---------- RECORDED DATA
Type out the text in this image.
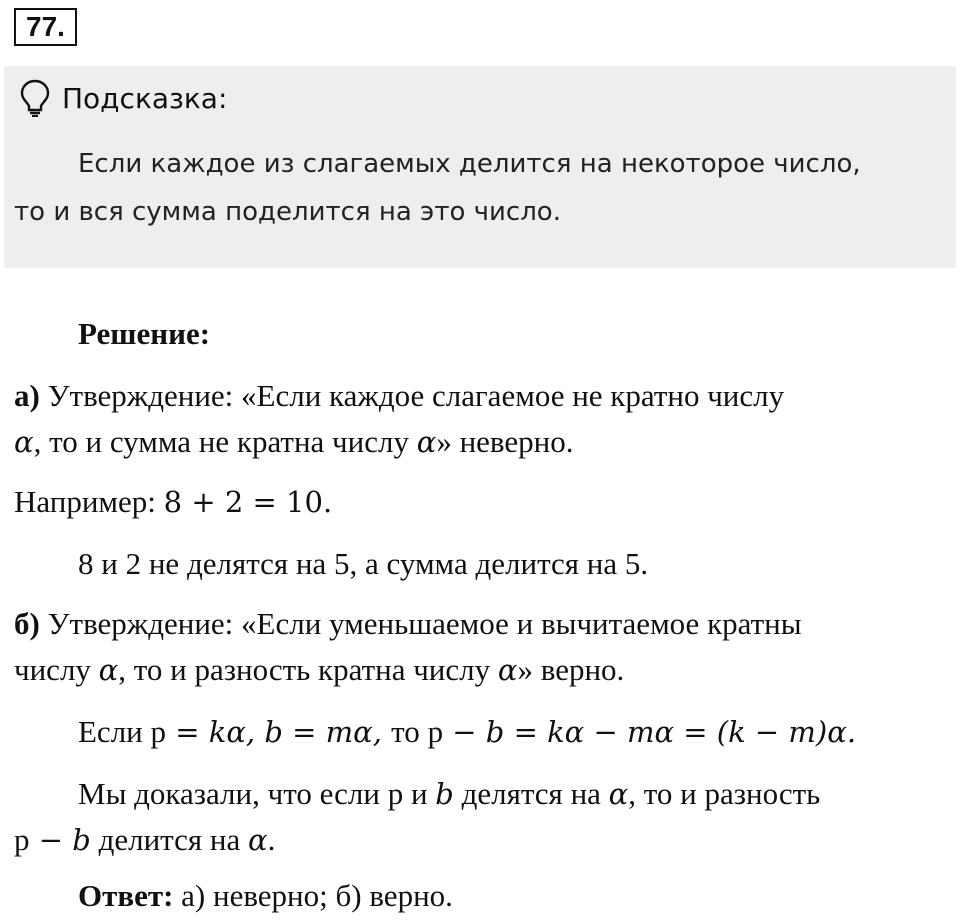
77.
Подсказка:
Если каждое из слагаемых делится на некоторое число,
то и вся сумма поделится на это число.
Решение:
а) Утверждение: «Если каждое слагаемое не кратно числу
α, то и сумма не кратна числу α» неверно.
Например: 8 + 2 = 10.
8 и 2 не делятся на 5, а сумма делится на 5.
б) Утверждение: «Если уменьшаемое и вычитаемое кратны
числу α, то и разность кратна числу α» верно.
Если р = kα, b = mα, то р − b = kα − mα = (k − m)α.
Мы доказали, что если р и b делятся на α, то и разность
р − b делится на α.
Ответ: а) неверно; б) верно.
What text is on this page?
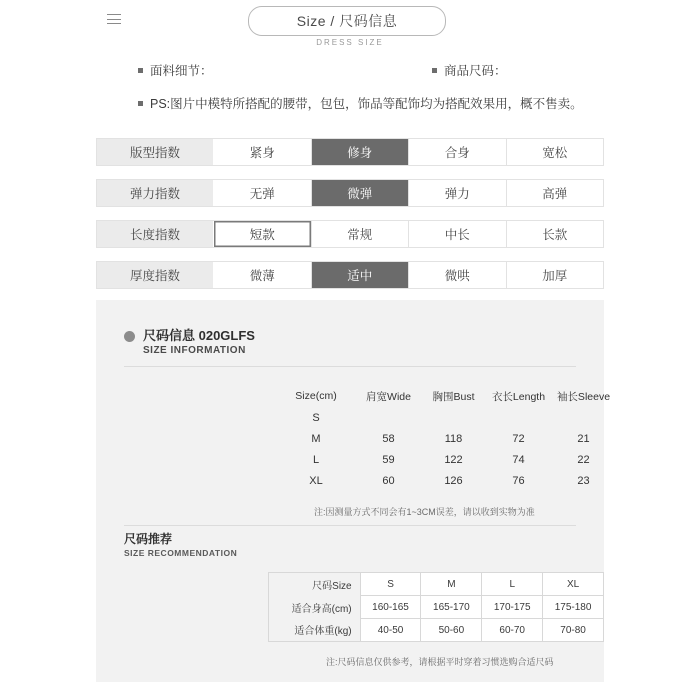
Size / 尺码信息
DRESS SIZE
面料细节：	商品尺码：
PS:图片中模特所搭配的腰带，包包，饰品等配饰均为搭配效果用，概不售卖。
版型指数	紧身	修身	合身	宽松
弹力指数	无弹	微弹	弹力	高弹
长度指数	短款	常规	中长	长款
厚度指数	微薄	适中	微哄	加厚
尺码信息 020GLFS
SIZE INFORMATION
Size(cm)	肩宽Wide	胸围Bust	衣长Length	袖长Sleeve
S				
M	58	118	72	21
L	59	122	74	22
XL	60	126	76	23
注:因测量方式不同会有1~3CM误差，请以收到实物为准
尺码推荐
SIZE RECOMMENDATION
尺码Size	S	M	L	XL
适合身高(cm)	160-165	165-170	170-175	175-180
适合体重(kg)	40-50	50-60	60-70	70-80
注:尺码信息仅供参考，请根据平时穿着习惯选购合适尺码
--------------------
PROBLEM REQUIREMENTS - Take the lines from the one that contains "What text is on this page?" down to the last line of the listing above, both included, and set them down exactly, leaving out pictures.

RESPONSE FOR THIS EXERCISE -
What text is on this page?
Size / 尺码信息
DRESS SIZE
面料细节：	商品尺码：
PS:图片中模特所搭配的腰带，包包，饰品等配饰均为搭配效果用，概不售卖。
版型指数	紧身	修身	合身	宽松
弹力指数	无弹	微弹	弹力	高弹
长度指数	短款	常规	中长	长款
厚度指数	微薄	适中	微哄	加厚
尺码信息 020GLFS
SIZE INFORMATION
Size(cm)	肩宽Wide	胸围Bust	衣长Length	袖长Sleeve
S				
M	58	118	72	21
L	59	122	74	22
XL	60	126	76	23
注:因测量方式不同会有1~3CM误差，请以收到实物为准
尺码推荐
SIZE RECOMMENDATION
尺码Size	S	M	L	XL
适合身高(cm)	160-165	165-170	170-175	175-180
适合体重(kg)	40-50	50-60	60-70	70-80
注:尺码信息仅供参考，请根据平时穿着习惯选购合适尺码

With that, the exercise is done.